(Saved entries)
*****
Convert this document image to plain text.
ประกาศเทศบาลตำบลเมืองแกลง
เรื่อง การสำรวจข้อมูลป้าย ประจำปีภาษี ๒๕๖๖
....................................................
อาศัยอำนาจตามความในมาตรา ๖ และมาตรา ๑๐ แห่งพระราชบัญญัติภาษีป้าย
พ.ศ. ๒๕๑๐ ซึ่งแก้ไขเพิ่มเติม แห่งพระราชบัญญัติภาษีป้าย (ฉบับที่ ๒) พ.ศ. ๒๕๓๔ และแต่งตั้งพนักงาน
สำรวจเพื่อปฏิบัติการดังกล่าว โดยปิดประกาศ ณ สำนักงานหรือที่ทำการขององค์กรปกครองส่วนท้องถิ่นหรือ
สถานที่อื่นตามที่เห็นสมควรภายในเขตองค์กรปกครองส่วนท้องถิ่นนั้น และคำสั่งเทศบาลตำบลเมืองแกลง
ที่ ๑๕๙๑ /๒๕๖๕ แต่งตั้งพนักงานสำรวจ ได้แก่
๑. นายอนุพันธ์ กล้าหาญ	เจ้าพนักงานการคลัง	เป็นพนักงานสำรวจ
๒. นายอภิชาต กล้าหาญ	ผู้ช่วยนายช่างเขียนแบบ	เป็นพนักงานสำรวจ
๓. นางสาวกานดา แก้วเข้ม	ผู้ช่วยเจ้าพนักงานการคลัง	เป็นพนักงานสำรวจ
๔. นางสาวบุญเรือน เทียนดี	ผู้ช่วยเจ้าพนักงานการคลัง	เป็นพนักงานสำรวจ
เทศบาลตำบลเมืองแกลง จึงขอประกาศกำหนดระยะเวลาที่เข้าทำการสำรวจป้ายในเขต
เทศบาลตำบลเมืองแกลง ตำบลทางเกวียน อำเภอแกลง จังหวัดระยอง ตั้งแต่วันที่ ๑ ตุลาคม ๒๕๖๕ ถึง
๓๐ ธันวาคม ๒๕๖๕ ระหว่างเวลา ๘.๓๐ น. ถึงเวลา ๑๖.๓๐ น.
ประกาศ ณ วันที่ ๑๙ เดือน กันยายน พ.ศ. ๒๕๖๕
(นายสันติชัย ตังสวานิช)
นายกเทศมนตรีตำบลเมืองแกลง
*****
■ **Required work**
State the number of lines in this listing that contain the string "กงานการคล", and add nothing else.

■ **Solution to the exercise**
3